[Stored data entries]
==========
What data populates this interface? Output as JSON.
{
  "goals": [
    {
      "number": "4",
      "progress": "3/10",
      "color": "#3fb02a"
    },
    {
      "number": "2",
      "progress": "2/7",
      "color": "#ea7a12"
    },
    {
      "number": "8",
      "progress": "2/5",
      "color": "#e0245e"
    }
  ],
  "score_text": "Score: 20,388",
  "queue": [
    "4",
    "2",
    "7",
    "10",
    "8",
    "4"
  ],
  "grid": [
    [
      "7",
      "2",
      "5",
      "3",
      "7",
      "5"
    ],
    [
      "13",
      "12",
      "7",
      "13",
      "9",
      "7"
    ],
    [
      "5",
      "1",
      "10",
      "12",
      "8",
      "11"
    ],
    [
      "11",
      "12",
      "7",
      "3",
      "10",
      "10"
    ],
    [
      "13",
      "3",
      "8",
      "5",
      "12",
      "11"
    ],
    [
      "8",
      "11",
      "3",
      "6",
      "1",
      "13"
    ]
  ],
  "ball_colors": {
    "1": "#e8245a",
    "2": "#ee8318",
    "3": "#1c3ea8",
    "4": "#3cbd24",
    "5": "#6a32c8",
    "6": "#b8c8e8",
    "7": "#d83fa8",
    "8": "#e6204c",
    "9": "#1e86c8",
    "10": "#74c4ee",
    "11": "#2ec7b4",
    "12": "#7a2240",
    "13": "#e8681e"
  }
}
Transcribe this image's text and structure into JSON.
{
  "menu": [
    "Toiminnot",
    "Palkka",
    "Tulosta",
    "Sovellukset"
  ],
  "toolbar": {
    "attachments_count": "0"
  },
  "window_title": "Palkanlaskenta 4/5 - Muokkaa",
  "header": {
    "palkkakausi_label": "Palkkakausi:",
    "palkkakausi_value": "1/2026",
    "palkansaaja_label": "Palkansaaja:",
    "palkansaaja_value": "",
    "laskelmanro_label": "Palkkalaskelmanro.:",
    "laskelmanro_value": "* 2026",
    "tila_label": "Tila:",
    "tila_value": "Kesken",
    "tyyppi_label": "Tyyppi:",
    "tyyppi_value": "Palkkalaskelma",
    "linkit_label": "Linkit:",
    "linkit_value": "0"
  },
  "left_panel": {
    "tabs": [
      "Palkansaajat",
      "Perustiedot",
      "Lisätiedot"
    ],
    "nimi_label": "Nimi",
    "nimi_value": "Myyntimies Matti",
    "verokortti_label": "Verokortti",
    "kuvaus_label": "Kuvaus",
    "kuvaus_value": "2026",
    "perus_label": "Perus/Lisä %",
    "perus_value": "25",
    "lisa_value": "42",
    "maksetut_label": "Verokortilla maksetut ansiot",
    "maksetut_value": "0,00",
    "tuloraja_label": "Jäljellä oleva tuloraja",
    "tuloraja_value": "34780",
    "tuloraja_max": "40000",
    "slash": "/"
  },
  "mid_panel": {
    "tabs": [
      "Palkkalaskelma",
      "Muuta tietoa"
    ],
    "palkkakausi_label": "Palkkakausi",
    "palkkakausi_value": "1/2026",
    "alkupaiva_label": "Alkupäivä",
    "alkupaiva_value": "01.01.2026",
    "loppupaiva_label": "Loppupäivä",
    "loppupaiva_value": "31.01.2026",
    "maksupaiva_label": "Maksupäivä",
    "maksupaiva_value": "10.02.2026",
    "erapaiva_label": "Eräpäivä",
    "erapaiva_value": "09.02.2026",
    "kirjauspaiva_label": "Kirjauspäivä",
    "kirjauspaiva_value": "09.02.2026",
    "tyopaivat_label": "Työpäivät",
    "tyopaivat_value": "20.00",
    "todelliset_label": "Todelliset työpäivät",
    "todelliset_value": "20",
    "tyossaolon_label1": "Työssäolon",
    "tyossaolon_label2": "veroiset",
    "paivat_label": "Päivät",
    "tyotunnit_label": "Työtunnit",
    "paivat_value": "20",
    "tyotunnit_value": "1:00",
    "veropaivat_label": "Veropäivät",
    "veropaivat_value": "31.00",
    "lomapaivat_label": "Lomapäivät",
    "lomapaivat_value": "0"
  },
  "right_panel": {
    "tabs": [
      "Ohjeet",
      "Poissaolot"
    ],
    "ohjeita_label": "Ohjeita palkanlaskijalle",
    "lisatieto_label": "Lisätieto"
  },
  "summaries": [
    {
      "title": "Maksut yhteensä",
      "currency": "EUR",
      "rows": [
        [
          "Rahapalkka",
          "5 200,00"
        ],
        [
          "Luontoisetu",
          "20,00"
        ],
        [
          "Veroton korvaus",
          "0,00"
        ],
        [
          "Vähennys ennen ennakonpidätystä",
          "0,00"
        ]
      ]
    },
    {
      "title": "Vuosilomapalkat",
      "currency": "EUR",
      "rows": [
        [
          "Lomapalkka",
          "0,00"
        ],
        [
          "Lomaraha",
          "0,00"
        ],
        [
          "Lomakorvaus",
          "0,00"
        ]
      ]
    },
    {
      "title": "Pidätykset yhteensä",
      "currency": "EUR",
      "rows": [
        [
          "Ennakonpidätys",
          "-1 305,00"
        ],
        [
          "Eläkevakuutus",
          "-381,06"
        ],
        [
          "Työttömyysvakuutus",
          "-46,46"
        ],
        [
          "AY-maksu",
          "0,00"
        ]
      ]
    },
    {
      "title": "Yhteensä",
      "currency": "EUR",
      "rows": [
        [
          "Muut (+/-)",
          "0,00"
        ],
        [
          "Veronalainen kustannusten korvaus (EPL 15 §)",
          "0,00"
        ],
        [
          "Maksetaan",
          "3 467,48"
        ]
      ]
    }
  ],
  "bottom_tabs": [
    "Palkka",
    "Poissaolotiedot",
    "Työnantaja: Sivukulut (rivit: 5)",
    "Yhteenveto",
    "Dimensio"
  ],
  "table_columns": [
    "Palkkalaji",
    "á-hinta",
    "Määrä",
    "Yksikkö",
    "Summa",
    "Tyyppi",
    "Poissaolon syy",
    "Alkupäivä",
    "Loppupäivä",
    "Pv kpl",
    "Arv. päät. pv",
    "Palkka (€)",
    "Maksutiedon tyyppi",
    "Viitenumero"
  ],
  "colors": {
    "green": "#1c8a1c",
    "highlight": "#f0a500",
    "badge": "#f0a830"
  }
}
==========
Each record above should be repeated exactly as it appears.

__In response__
What data populates this interface? Output as JSON.
{
  "goals": [
    {
      "number": "4",
      "progress": "3/10",
      "color": "#3fb02a"
    },
    {
      "number": "2",
      "progress": "2/7",
      "color": "#ea7a12"
    },
    {
      "number": "8",
      "progress": "2/5",
      "color": "#e0245e"
    }
  ],
  "score_text": "Score: 20,388",
  "queue": [
    "4",
    "2",
    "7",
    "10",
    "8",
    "4"
  ],
  "grid": [
    [
      "7",
      "2",
      "5",
      "3",
      "7",
      "5"
    ],
    [
      "13",
      "12",
      "7",
      "13",
      "9",
      "7"
    ],
    [
      "5",
      "1",
      "10",
      "12",
      "8",
      "11"
    ],
    [
      "11",
      "12",
      "7",
      "3",
      "10",
      "10"
    ],
    [
      "13",
      "3",
      "8",
      "5",
      "12",
      "11"
    ],
    [
      "8",
      "11",
      "3",
      "6",
      "1",
      "13"
    ]
  ],
  "ball_colors": {
    "1": "#e8245a",
    "2": "#ee8318",
    "3": "#1c3ea8",
    "4": "#3cbd24",
    "5": "#6a32c8",
    "6": "#b8c8e8",
    "7": "#d83fa8",
    "8": "#e6204c",
    "9": "#1e86c8",
    "10": "#74c4ee",
    "11": "#2ec7b4",
    "12": "#7a2240",
    "13": "#e8681e"
  }
}
Transcribe this image's text and structure into JSON.
{
  "menu": [
    "Toiminnot",
    "Palkka",
    "Tulosta",
    "Sovellukset"
  ],
  "toolbar": {
    "attachments_count": "0"
  },
  "window_title": "Palkanlaskenta 4/5 - Muokkaa",
  "header": {
    "palkkakausi_label": "Palkkakausi:",
    "palkkakausi_value": "1/2026",
    "palkansaaja_label": "Palkansaaja:",
    "palkansaaja_value": "",
    "laskelmanro_label": "Palkkalaskelmanro.:",
    "laskelmanro_value": "* 2026",
    "tila_label": "Tila:",
    "tila_value": "Kesken",
    "tyyppi_label": "Tyyppi:",
    "tyyppi_value": "Palkkalaskelma",
    "linkit_label": "Linkit:",
    "linkit_value": "0"
  },
  "left_panel": {
    "tabs": [
      "Palkansaajat",
      "Perustiedot",
      "Lisätiedot"
    ],
    "nimi_label": "Nimi",
    "nimi_value": "Myyntimies Matti",
    "verokortti_label": "Verokortti",
    "kuvaus_label": "Kuvaus",
    "kuvaus_value": "2026",
    "perus_label": "Perus/Lisä %",
    "perus_value": "25",
    "lisa_value": "42",
    "maksetut_label": "Verokortilla maksetut ansiot",
    "maksetut_value": "0,00",
    "tuloraja_label": "Jäljellä oleva tuloraja",
    "tuloraja_value": "34780",
    "tuloraja_max": "40000",
    "slash": "/"
  },
  "mid_panel": {
    "tabs": [
      "Palkkalaskelma",
      "Muuta tietoa"
    ],
    "palkkakausi_label": "Palkkakausi",
    "palkkakausi_value": "1/2026",
    "alkupaiva_label": "Alkupäivä",
    "alkupaiva_value": "01.01.2026",
    "loppupaiva_label": "Loppupäivä",
    "loppupaiva_value": "31.01.2026",
    "maksupaiva_label": "Maksupäivä",
    "maksupaiva_value": "10.02.2026",
    "erapaiva_label": "Eräpäivä",
    "erapaiva_value": "09.02.2026",
    "kirjauspaiva_label": "Kirjauspäivä",
    "kirjauspaiva_value": "09.02.2026",
    "tyopaivat_label": "Työpäivät",
    "tyopaivat_value": "20.00",
    "todelliset_label": "Todelliset työpäivät",
    "todelliset_value": "20",
    "tyossaolon_label1": "Työssäolon",
    "tyossaolon_label2": "veroiset",
    "paivat_label": "Päivät",
    "tyotunnit_label": "Työtunnit",
    "paivat_value": "20",
    "tyotunnit_value": "1:00",
    "veropaivat_label": "Veropäivät",
    "veropaivat_value": "31.00",
    "lomapaivat_label": "Lomapäivät",
    "lomapaivat_value": "0"
  },
  "right_panel": {
    "tabs": [
      "Ohjeet",
      "Poissaolot"
    ],
    "ohjeita_label": "Ohjeita palkanlaskijalle",
    "lisatieto_label": "Lisätieto"
  },
  "summaries": [
    {
      "title": "Maksut yhteensä",
      "currency": "EUR",
      "rows": [
        [
          "Rahapalkka",
          "5 200,00"
        ],
        [
          "Luontoisetu",
          "20,00"
        ],
        [
          "Veroton korvaus",
          "0,00"
        ],
        [
          "Vähennys ennen ennakonpidätystä",
          "0,00"
        ]
      ]
    },
    {
      "title": "Vuosilomapalkat",
      "currency": "EUR",
      "rows": [
        [
          "Lomapalkka",
          "0,00"
        ],
        [
          "Lomaraha",
          "0,00"
        ],
        [
          "Lomakorvaus",
          "0,00"
        ]
      ]
    },
    {
      "title": "Pidätykset yhteensä",
      "currency": "EUR",
      "rows": [
        [
          "Ennakonpidätys",
          "-1 305,00"
        ],
        [
          "Eläkevakuutus",
          "-381,06"
        ],
        [
          "Työttömyysvakuutus",
          "-46,46"
        ],
        [
          "AY-maksu",
          "0,00"
        ]
      ]
    },
    {
      "title": "Yhteensä",
      "currency": "EUR",
      "rows": [
        [
          "Muut (+/-)",
          "0,00"
        ],
        [
          "Veronalainen kustannusten korvaus (EPL 15 §)",
          "0,00"
        ],
        [
          "Maksetaan",
          "3 467,48"
        ]
      ]
    }
  ],
  "bottom_tabs": [
    "Palkka",
    "Poissaolotiedot",
    "Työnantaja: Sivukulut (rivit: 5)",
    "Yhteenveto",
    "Dimensio"
  ],
  "table_columns": [
    "Palkkalaji",
    "á-hinta",
    "Määrä",
    "Yksikkö",
    "Summa",
    "Tyyppi",
    "Poissaolon syy",
    "Alkupäivä",
    "Loppupäivä",
    "Pv kpl",
    "Arv. päät. pv",
    "Palkka (€)",
    "Maksutiedon tyyppi",
    "Viitenumero"
  ],
  "colors": {
    "green": "#1c8a1c",
    "highlight": "#f0a500",
    "badge": "#f0a830"
  }
}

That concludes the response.